From the entries below, say how many lines carry the word "Ambient", and give nothing but the number.

Dataset entries on figures

[start]

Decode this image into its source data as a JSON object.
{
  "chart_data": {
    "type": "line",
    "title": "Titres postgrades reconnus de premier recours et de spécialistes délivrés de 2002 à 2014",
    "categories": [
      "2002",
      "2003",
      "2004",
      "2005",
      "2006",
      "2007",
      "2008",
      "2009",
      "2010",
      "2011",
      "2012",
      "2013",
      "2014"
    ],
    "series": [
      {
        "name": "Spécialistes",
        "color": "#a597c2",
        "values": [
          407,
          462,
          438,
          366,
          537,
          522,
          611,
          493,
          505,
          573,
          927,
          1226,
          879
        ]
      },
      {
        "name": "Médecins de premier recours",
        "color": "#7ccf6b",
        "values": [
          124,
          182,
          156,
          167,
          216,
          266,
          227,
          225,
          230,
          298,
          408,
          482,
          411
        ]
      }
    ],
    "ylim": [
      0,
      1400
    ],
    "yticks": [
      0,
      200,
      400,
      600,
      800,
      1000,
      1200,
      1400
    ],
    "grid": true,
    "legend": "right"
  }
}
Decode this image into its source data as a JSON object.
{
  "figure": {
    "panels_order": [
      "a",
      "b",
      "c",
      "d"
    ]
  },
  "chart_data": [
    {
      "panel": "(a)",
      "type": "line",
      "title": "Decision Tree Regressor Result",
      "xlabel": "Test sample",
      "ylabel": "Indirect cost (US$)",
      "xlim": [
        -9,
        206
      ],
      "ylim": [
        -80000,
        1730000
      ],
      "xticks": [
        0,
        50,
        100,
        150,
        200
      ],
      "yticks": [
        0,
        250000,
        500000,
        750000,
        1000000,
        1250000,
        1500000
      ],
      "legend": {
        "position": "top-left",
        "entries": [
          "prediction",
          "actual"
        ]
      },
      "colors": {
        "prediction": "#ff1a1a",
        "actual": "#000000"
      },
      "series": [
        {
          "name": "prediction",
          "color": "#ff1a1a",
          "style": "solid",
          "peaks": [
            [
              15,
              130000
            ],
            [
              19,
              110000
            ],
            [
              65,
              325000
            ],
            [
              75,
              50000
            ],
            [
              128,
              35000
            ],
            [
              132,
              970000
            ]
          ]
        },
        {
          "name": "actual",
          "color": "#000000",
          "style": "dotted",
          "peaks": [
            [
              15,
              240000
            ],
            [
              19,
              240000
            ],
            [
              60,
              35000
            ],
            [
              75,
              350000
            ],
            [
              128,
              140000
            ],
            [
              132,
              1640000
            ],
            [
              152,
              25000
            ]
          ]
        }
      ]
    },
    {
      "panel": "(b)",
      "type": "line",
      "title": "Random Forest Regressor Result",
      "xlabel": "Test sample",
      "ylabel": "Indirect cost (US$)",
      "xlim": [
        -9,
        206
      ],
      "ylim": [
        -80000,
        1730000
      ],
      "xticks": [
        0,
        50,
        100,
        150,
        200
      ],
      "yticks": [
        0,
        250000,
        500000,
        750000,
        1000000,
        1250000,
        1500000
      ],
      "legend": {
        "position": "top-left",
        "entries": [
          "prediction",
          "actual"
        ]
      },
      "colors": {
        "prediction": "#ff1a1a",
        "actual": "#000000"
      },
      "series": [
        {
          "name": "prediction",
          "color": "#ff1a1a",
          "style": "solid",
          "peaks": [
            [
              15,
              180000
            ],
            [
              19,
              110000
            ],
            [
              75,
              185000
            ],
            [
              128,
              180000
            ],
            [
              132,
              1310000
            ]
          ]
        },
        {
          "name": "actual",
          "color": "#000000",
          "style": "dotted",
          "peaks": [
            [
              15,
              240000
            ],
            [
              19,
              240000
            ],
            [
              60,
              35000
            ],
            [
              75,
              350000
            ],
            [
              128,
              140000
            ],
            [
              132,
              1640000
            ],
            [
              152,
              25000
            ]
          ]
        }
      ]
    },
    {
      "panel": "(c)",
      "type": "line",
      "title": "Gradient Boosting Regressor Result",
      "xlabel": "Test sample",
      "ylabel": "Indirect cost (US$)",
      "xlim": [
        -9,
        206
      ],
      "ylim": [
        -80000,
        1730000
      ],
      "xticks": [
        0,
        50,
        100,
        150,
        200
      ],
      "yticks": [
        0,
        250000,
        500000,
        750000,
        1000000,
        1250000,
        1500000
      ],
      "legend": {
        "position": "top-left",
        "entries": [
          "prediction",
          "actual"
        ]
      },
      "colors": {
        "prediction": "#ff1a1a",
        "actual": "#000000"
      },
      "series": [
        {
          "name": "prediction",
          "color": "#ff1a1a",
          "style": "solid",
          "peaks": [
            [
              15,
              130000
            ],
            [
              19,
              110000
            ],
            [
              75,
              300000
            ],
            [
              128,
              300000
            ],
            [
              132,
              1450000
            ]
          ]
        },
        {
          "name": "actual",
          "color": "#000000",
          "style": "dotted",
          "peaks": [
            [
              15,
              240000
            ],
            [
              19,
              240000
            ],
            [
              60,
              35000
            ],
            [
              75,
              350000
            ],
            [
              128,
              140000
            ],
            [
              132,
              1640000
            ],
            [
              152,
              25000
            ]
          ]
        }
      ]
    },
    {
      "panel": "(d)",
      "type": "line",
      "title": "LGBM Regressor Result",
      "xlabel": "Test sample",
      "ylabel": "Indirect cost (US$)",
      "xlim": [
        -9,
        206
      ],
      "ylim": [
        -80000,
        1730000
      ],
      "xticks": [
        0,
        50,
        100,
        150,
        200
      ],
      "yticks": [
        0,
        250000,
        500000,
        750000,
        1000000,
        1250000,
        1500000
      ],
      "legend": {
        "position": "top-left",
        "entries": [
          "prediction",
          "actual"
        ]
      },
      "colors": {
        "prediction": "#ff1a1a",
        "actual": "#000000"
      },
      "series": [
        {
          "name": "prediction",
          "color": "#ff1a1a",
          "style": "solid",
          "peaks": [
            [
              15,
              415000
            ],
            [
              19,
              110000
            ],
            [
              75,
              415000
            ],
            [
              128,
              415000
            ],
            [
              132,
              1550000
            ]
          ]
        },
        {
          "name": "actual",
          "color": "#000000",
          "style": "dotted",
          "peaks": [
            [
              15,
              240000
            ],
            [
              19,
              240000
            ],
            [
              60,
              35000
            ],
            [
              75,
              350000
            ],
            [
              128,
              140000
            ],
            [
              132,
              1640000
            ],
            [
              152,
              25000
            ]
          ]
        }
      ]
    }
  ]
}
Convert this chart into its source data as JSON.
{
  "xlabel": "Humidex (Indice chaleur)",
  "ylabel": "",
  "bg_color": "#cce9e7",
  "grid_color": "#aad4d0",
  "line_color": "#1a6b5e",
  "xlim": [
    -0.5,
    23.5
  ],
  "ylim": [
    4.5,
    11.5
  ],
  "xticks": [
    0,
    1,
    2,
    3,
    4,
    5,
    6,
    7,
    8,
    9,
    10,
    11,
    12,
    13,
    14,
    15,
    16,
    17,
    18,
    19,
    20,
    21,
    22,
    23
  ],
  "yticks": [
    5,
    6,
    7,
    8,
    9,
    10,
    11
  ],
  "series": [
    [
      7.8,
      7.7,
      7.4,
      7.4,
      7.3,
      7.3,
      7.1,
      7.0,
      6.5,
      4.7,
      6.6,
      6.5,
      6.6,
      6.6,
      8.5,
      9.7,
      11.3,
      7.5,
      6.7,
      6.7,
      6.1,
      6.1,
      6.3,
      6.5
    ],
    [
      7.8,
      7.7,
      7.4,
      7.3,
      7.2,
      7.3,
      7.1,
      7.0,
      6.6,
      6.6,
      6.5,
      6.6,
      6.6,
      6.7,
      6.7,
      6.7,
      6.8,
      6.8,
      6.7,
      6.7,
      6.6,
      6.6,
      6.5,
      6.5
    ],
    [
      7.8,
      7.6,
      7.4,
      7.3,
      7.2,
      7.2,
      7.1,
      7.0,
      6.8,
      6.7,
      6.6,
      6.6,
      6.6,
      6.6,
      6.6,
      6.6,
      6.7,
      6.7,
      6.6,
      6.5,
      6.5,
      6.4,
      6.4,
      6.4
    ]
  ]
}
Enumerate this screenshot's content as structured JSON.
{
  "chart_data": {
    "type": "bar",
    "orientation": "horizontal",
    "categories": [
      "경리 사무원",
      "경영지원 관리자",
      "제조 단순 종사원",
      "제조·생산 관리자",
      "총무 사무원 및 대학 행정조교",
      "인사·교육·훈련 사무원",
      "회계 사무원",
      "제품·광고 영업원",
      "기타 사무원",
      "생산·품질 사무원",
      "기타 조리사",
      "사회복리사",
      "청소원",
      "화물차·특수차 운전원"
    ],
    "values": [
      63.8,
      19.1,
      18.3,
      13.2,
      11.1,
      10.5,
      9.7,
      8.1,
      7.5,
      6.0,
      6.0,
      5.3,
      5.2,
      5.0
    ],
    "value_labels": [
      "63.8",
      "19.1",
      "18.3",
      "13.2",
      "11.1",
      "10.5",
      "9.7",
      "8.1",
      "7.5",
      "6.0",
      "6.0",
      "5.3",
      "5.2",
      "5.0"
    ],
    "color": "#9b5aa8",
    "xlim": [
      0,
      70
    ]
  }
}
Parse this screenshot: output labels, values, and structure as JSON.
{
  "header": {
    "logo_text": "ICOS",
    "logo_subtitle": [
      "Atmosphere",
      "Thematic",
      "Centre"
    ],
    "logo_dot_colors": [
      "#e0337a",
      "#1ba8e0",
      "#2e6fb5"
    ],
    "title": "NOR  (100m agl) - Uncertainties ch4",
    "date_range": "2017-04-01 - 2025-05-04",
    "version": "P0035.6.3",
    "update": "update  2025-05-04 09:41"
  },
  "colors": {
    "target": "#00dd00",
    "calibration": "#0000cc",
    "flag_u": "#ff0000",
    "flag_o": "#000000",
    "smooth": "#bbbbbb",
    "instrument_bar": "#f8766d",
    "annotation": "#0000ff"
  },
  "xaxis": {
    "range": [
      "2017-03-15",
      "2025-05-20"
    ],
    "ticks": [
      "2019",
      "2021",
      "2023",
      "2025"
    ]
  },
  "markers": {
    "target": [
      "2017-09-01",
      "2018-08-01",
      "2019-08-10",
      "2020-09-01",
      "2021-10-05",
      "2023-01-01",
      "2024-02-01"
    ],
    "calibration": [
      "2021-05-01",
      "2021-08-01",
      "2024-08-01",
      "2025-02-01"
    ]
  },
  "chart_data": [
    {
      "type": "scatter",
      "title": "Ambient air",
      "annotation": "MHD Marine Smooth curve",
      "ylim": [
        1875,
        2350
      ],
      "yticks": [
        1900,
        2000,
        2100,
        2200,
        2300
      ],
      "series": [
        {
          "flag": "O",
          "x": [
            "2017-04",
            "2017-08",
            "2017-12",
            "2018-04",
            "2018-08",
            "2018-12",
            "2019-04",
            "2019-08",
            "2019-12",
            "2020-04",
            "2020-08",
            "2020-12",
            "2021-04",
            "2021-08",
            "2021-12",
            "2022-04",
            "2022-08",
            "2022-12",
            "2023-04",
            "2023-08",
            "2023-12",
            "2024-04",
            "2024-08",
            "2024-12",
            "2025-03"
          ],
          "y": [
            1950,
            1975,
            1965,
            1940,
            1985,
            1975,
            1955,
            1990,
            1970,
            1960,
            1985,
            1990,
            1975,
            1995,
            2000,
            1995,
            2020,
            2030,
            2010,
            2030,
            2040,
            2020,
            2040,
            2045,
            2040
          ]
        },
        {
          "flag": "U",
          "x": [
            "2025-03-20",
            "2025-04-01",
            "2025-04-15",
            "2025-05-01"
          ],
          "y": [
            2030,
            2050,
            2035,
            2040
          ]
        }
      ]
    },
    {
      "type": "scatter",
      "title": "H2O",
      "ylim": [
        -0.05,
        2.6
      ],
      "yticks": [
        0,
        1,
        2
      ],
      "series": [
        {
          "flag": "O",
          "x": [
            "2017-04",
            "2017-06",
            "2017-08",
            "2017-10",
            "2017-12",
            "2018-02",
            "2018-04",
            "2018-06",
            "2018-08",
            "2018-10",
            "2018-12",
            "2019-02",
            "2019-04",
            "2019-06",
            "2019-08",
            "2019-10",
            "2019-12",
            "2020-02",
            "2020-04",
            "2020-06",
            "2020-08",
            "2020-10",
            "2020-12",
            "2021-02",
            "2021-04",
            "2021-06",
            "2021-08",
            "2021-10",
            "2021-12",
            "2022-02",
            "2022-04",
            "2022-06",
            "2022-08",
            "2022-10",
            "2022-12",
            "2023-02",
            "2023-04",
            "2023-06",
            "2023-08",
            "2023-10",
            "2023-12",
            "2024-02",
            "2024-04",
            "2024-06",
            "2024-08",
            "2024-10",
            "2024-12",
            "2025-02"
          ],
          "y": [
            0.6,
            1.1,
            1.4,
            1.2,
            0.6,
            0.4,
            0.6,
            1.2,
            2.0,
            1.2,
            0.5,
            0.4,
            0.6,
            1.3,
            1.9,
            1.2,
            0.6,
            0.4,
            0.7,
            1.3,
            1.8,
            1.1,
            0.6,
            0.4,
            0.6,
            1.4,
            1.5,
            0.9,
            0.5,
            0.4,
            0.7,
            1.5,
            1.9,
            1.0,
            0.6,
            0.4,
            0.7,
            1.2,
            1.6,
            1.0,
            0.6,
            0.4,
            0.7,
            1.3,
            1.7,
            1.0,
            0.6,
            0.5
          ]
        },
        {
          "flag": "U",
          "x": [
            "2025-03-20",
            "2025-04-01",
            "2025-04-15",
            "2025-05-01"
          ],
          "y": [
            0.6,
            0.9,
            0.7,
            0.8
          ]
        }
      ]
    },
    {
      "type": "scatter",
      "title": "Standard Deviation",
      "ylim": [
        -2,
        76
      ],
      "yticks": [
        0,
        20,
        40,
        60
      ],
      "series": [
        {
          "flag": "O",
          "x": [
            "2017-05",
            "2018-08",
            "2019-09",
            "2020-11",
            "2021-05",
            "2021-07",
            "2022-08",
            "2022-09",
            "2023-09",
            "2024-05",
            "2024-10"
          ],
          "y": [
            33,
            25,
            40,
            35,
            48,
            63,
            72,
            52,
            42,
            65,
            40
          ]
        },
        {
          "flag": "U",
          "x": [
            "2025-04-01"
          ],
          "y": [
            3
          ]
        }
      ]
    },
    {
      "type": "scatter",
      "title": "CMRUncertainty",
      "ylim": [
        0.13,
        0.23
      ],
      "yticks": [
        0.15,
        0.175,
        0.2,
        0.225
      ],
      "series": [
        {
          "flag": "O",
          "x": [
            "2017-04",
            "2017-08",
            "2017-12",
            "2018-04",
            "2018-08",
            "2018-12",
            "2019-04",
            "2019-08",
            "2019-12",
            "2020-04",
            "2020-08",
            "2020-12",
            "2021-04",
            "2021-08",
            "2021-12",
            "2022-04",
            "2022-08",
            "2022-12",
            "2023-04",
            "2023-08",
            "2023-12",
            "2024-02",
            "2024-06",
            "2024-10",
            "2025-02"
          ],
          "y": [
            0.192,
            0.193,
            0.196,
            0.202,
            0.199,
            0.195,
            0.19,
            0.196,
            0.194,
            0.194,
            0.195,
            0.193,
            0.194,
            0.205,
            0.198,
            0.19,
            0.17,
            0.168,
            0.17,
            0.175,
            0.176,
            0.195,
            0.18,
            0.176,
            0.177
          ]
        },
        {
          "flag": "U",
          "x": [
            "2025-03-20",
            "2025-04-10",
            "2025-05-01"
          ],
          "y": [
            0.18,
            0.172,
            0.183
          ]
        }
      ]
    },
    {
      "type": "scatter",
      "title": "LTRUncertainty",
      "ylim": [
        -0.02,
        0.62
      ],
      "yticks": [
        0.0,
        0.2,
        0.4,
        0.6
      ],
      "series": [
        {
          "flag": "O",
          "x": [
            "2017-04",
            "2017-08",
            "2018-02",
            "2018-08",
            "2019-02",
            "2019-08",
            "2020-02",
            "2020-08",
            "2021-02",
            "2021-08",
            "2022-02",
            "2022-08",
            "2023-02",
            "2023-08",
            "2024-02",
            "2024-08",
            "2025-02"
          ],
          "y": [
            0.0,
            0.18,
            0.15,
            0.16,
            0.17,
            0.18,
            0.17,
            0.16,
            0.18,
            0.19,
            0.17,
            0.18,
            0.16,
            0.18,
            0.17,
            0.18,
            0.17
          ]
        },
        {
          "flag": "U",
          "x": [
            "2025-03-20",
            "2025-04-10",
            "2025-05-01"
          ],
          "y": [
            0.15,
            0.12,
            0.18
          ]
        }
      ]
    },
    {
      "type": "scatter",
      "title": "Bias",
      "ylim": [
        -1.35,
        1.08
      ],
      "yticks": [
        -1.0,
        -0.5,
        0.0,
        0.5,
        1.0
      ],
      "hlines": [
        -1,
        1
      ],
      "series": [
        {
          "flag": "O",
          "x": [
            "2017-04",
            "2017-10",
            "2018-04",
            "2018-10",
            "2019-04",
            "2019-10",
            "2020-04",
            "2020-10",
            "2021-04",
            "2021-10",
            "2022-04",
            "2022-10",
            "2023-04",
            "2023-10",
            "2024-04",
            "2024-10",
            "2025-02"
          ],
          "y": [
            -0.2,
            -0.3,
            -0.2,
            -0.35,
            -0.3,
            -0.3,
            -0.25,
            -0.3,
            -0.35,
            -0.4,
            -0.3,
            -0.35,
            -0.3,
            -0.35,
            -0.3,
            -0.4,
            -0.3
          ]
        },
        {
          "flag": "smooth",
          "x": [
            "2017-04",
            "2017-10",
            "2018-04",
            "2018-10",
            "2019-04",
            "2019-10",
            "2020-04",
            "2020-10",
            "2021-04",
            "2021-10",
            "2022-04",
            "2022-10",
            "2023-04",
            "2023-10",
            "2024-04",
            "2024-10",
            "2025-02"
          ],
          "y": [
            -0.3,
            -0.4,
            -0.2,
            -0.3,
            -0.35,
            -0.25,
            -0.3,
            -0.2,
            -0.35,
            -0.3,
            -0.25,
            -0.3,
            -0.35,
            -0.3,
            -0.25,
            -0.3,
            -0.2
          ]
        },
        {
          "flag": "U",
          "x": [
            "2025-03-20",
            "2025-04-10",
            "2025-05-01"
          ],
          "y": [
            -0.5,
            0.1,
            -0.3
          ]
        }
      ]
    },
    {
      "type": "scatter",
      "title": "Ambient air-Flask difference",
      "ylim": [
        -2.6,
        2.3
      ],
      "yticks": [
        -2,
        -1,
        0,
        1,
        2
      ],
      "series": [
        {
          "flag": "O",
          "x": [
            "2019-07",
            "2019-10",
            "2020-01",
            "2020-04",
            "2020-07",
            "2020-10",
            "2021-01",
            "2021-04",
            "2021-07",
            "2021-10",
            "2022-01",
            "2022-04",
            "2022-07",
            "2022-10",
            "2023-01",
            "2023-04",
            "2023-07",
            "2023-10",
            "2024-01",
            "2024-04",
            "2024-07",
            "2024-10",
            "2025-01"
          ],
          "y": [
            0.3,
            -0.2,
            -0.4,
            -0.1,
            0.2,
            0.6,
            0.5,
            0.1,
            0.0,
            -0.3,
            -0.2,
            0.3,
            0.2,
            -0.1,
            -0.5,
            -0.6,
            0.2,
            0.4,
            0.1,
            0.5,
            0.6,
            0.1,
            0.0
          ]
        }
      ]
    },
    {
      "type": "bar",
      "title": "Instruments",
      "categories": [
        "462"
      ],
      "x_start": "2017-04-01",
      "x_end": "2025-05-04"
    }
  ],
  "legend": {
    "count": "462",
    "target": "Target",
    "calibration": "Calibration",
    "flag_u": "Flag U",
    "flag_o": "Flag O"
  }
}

[end]

■ Exercise answer ■
2